WHAT YOU HAVE TO DO: Each entry below is to be transcribed exactly.

GIVEN INFORMATION:
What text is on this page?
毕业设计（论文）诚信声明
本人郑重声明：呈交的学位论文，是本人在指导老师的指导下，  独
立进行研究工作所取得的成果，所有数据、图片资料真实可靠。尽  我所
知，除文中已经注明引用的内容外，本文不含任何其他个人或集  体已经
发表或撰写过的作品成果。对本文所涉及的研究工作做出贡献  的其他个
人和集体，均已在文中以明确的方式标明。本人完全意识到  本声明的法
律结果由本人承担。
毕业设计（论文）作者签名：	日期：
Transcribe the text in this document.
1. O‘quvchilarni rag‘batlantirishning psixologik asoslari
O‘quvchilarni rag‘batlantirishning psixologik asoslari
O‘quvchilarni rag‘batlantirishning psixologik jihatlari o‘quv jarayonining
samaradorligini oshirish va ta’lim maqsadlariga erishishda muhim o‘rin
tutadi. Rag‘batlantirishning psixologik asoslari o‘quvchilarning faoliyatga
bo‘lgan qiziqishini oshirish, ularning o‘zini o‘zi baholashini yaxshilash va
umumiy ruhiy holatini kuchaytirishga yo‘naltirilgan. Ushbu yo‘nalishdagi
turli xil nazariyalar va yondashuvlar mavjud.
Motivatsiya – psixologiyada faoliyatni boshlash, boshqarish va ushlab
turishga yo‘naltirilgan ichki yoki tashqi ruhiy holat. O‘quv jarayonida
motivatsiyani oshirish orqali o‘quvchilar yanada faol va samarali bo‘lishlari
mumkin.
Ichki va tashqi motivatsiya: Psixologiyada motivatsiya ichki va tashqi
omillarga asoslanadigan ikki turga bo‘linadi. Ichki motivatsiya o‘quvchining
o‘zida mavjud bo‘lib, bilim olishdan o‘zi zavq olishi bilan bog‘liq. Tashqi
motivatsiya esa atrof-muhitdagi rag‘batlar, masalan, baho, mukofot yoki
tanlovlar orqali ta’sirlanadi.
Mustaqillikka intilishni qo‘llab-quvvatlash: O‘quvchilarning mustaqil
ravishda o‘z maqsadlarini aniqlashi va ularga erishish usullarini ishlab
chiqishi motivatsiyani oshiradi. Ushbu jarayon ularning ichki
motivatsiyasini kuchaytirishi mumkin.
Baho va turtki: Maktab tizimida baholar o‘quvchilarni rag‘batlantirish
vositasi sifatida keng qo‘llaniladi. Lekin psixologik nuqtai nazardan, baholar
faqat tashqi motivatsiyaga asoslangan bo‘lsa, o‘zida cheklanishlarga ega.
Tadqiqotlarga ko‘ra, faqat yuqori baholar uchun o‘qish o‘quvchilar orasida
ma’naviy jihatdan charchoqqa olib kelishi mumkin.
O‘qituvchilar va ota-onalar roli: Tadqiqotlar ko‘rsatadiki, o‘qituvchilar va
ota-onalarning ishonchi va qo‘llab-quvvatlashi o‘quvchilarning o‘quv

EXERCISE OUTPUT:
What text is on this page?
毕业设计（论文）诚信声明
本人郑重声明：呈交的学位论文，是本人在指导老师的指导下，  独
立进行研究工作所取得的成果，所有数据、图片资料真实可靠。尽  我所
知，除文中已经注明引用的内容外，本文不含任何其他个人或集  体已经
发表或撰写过的作品成果。对本文所涉及的研究工作做出贡献  的其他个
人和集体，均已在文中以明确的方式标明。本人完全意识到  本声明的法
律结果由本人承担。
毕业设计（论文）作者签名：	日期：
Transcribe the text in this document.
1. O‘quvchilarni rag‘batlantirishning psixologik asoslari
O‘quvchilarni rag‘batlantirishning psixologik asoslari
O‘quvchilarni rag‘batlantirishning psixologik jihatlari o‘quv jarayonining
samaradorligini oshirish va ta’lim maqsadlariga erishishda muhim o‘rin
tutadi. Rag‘batlantirishning psixologik asoslari o‘quvchilarning faoliyatga
bo‘lgan qiziqishini oshirish, ularning o‘zini o‘zi baholashini yaxshilash va
umumiy ruhiy holatini kuchaytirishga yo‘naltirilgan. Ushbu yo‘nalishdagi
turli xil nazariyalar va yondashuvlar mavjud.
Motivatsiya – psixologiyada faoliyatni boshlash, boshqarish va ushlab
turishga yo‘naltirilgan ichki yoki tashqi ruhiy holat. O‘quv jarayonida
motivatsiyani oshirish orqali o‘quvchilar yanada faol va samarali bo‘lishlari
mumkin.
Ichki va tashqi motivatsiya: Psixologiyada motivatsiya ichki va tashqi
omillarga asoslanadigan ikki turga bo‘linadi. Ichki motivatsiya o‘quvchining
o‘zida mavjud bo‘lib, bilim olishdan o‘zi zavq olishi bilan bog‘liq. Tashqi
motivatsiya esa atrof-muhitdagi rag‘batlar, masalan, baho, mukofot yoki
tanlovlar orqali ta’sirlanadi.
Mustaqillikka intilishni qo‘llab-quvvatlash: O‘quvchilarning mustaqil
ravishda o‘z maqsadlarini aniqlashi va ularga erishish usullarini ishlab
chiqishi motivatsiyani oshiradi. Ushbu jarayon ularning ichki
motivatsiyasini kuchaytirishi mumkin.
Baho va turtki: Maktab tizimida baholar o‘quvchilarni rag‘batlantirish
vositasi sifatida keng qo‘llaniladi. Lekin psixologik nuqtai nazardan, baholar
faqat tashqi motivatsiyaga asoslangan bo‘lsa, o‘zida cheklanishlarga ega.
Tadqiqotlarga ko‘ra, faqat yuqori baholar uchun o‘qish o‘quvchilar orasida
ma’naviy jihatdan charchoqqa olib kelishi mumkin.
O‘qituvchilar va ota-onalar roli: Tadqiqotlar ko‘rsatadiki, o‘qituvchilar va
ota-onalarning ishonchi va qo‘llab-quvvatlashi o‘quvchilarning o‘quv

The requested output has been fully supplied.